> [WHAT IS NEEDED]:
Write out each entry again. Keep every word exactly as it is.

-- Begin AVAILABLE DATA --

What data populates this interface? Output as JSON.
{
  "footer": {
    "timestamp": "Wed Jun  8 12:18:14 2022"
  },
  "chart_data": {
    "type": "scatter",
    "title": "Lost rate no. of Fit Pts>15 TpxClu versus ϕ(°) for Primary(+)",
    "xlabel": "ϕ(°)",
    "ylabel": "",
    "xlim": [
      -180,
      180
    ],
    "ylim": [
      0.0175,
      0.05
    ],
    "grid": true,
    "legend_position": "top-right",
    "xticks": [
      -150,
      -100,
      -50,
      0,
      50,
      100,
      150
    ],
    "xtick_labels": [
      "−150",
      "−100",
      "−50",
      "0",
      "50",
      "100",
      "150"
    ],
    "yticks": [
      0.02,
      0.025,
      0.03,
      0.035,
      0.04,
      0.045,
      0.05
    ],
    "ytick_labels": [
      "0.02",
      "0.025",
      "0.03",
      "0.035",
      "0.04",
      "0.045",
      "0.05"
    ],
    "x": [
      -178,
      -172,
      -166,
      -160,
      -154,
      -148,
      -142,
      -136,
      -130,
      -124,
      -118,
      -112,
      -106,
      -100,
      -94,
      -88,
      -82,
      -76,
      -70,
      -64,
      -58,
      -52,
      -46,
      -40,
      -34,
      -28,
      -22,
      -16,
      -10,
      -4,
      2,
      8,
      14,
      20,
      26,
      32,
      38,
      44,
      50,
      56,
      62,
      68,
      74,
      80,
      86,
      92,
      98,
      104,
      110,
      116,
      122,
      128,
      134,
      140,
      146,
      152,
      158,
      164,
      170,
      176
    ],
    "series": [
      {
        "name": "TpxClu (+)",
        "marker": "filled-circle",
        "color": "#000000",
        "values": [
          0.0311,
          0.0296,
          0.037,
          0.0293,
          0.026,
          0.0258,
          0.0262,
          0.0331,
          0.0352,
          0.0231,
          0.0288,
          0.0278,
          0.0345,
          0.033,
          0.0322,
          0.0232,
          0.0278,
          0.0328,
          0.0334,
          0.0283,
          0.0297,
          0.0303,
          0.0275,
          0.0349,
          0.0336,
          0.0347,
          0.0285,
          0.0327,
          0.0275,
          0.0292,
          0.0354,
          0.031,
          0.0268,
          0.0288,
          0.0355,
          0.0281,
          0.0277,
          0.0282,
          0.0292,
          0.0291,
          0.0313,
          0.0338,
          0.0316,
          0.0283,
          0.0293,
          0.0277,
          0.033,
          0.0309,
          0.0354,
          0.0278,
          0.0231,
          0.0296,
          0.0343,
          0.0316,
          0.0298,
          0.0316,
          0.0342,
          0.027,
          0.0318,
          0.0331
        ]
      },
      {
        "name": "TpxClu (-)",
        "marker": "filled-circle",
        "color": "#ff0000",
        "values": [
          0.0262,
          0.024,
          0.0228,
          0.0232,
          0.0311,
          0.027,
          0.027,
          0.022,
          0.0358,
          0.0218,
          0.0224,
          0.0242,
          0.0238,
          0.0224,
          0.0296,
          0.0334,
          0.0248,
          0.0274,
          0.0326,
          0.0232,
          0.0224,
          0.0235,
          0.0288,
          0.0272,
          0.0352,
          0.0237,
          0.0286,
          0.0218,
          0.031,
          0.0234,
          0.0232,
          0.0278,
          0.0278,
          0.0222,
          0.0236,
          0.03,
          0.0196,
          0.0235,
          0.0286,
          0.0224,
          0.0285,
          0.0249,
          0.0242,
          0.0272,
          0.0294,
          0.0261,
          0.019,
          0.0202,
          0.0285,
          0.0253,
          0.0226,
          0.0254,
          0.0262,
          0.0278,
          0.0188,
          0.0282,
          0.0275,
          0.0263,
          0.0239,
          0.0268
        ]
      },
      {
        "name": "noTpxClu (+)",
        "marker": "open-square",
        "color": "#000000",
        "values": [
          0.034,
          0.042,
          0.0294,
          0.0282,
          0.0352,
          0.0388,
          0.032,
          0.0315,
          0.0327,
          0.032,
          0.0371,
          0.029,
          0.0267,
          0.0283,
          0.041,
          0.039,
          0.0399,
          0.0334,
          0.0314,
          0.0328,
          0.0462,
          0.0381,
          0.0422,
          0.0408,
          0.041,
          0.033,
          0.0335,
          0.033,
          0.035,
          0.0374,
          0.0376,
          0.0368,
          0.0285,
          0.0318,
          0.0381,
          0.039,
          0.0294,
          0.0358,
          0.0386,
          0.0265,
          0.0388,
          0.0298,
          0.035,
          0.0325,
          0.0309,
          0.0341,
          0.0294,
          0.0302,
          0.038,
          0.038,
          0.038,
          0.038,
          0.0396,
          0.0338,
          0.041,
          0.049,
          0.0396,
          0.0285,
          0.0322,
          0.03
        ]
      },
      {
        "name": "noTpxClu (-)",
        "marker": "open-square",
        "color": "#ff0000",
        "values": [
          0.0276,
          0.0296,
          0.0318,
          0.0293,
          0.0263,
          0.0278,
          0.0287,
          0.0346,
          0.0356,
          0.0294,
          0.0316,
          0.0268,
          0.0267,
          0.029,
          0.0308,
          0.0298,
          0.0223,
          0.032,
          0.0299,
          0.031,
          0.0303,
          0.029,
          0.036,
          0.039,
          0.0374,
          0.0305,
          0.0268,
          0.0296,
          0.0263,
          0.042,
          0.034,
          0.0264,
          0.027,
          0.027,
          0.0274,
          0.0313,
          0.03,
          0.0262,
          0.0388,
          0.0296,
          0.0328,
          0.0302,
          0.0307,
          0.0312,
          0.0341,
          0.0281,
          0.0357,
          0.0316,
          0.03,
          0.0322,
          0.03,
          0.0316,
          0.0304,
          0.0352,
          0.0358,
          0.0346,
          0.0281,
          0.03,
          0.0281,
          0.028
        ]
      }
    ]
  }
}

-- End AVAILABLE DATA --

> [TASK OUTPUT]:
What data populates this interface? Output as JSON.
{
  "footer": {
    "timestamp": "Wed Jun  8 12:18:14 2022"
  },
  "chart_data": {
    "type": "scatter",
    "title": "Lost rate no. of Fit Pts>15 TpxClu versus ϕ(°) for Primary(+)",
    "xlabel": "ϕ(°)",
    "ylabel": "",
    "xlim": [
      -180,
      180
    ],
    "ylim": [
      0.0175,
      0.05
    ],
    "grid": true,
    "legend_position": "top-right",
    "xticks": [
      -150,
      -100,
      -50,
      0,
      50,
      100,
      150
    ],
    "xtick_labels": [
      "−150",
      "−100",
      "−50",
      "0",
      "50",
      "100",
      "150"
    ],
    "yticks": [
      0.02,
      0.025,
      0.03,
      0.035,
      0.04,
      0.045,
      0.05
    ],
    "ytick_labels": [
      "0.02",
      "0.025",
      "0.03",
      "0.035",
      "0.04",
      "0.045",
      "0.05"
    ],
    "x": [
      -178,
      -172,
      -166,
      -160,
      -154,
      -148,
      -142,
      -136,
      -130,
      -124,
      -118,
      -112,
      -106,
      -100,
      -94,
      -88,
      -82,
      -76,
      -70,
      -64,
      -58,
      -52,
      -46,
      -40,
      -34,
      -28,
      -22,
      -16,
      -10,
      -4,
      2,
      8,
      14,
      20,
      26,
      32,
      38,
      44,
      50,
      56,
      62,
      68,
      74,
      80,
      86,
      92,
      98,
      104,
      110,
      116,
      122,
      128,
      134,
      140,
      146,
      152,
      158,
      164,
      170,
      176
    ],
    "series": [
      {
        "name": "TpxClu (+)",
        "marker": "filled-circle",
        "color": "#000000",
        "values": [
          0.0311,
          0.0296,
          0.037,
          0.0293,
          0.026,
          0.0258,
          0.0262,
          0.0331,
          0.0352,
          0.0231,
          0.0288,
          0.0278,
          0.0345,
          0.033,
          0.0322,
          0.0232,
          0.0278,
          0.0328,
          0.0334,
          0.0283,
          0.0297,
          0.0303,
          0.0275,
          0.0349,
          0.0336,
          0.0347,
          0.0285,
          0.0327,
          0.0275,
          0.0292,
          0.0354,
          0.031,
          0.0268,
          0.0288,
          0.0355,
          0.0281,
          0.0277,
          0.0282,
          0.0292,
          0.0291,
          0.0313,
          0.0338,
          0.0316,
          0.0283,
          0.0293,
          0.0277,
          0.033,
          0.0309,
          0.0354,
          0.0278,
          0.0231,
          0.0296,
          0.0343,
          0.0316,
          0.0298,
          0.0316,
          0.0342,
          0.027,
          0.0318,
          0.0331
        ]
      },
      {
        "name": "TpxClu (-)",
        "marker": "filled-circle",
        "color": "#ff0000",
        "values": [
          0.0262,
          0.024,
          0.0228,
          0.0232,
          0.0311,
          0.027,
          0.027,
          0.022,
          0.0358,
          0.0218,
          0.0224,
          0.0242,
          0.0238,
          0.0224,
          0.0296,
          0.0334,
          0.0248,
          0.0274,
          0.0326,
          0.0232,
          0.0224,
          0.0235,
          0.0288,
          0.0272,
          0.0352,
          0.0237,
          0.0286,
          0.0218,
          0.031,
          0.0234,
          0.0232,
          0.0278,
          0.0278,
          0.0222,
          0.0236,
          0.03,
          0.0196,
          0.0235,
          0.0286,
          0.0224,
          0.0285,
          0.0249,
          0.0242,
          0.0272,
          0.0294,
          0.0261,
          0.019,
          0.0202,
          0.0285,
          0.0253,
          0.0226,
          0.0254,
          0.0262,
          0.0278,
          0.0188,
          0.0282,
          0.0275,
          0.0263,
          0.0239,
          0.0268
        ]
      },
      {
        "name": "noTpxClu (+)",
        "marker": "open-square",
        "color": "#000000",
        "values": [
          0.034,
          0.042,
          0.0294,
          0.0282,
          0.0352,
          0.0388,
          0.032,
          0.0315,
          0.0327,
          0.032,
          0.0371,
          0.029,
          0.0267,
          0.0283,
          0.041,
          0.039,
          0.0399,
          0.0334,
          0.0314,
          0.0328,
          0.0462,
          0.0381,
          0.0422,
          0.0408,
          0.041,
          0.033,
          0.0335,
          0.033,
          0.035,
          0.0374,
          0.0376,
          0.0368,
          0.0285,
          0.0318,
          0.0381,
          0.039,
          0.0294,
          0.0358,
          0.0386,
          0.0265,
          0.0388,
          0.0298,
          0.035,
          0.0325,
          0.0309,
          0.0341,
          0.0294,
          0.0302,
          0.038,
          0.038,
          0.038,
          0.038,
          0.0396,
          0.0338,
          0.041,
          0.049,
          0.0396,
          0.0285,
          0.0322,
          0.03
        ]
      },
      {
        "name": "noTpxClu (-)",
        "marker": "open-square",
        "color": "#ff0000",
        "values": [
          0.0276,
          0.0296,
          0.0318,
          0.0293,
          0.0263,
          0.0278,
          0.0287,
          0.0346,
          0.0356,
          0.0294,
          0.0316,
          0.0268,
          0.0267,
          0.029,
          0.0308,
          0.0298,
          0.0223,
          0.032,
          0.0299,
          0.031,
          0.0303,
          0.029,
          0.036,
          0.039,
          0.0374,
          0.0305,
          0.0268,
          0.0296,
          0.0263,
          0.042,
          0.034,
          0.0264,
          0.027,
          0.027,
          0.0274,
          0.0313,
          0.03,
          0.0262,
          0.0388,
          0.0296,
          0.0328,
          0.0302,
          0.0307,
          0.0312,
          0.0341,
          0.0281,
          0.0357,
          0.0316,
          0.03,
          0.0322,
          0.03,
          0.0316,
          0.0304,
          0.0352,
          0.0358,
          0.0346,
          0.0281,
          0.03,
          0.0281,
          0.028
        ]
      }
    ]
  }
}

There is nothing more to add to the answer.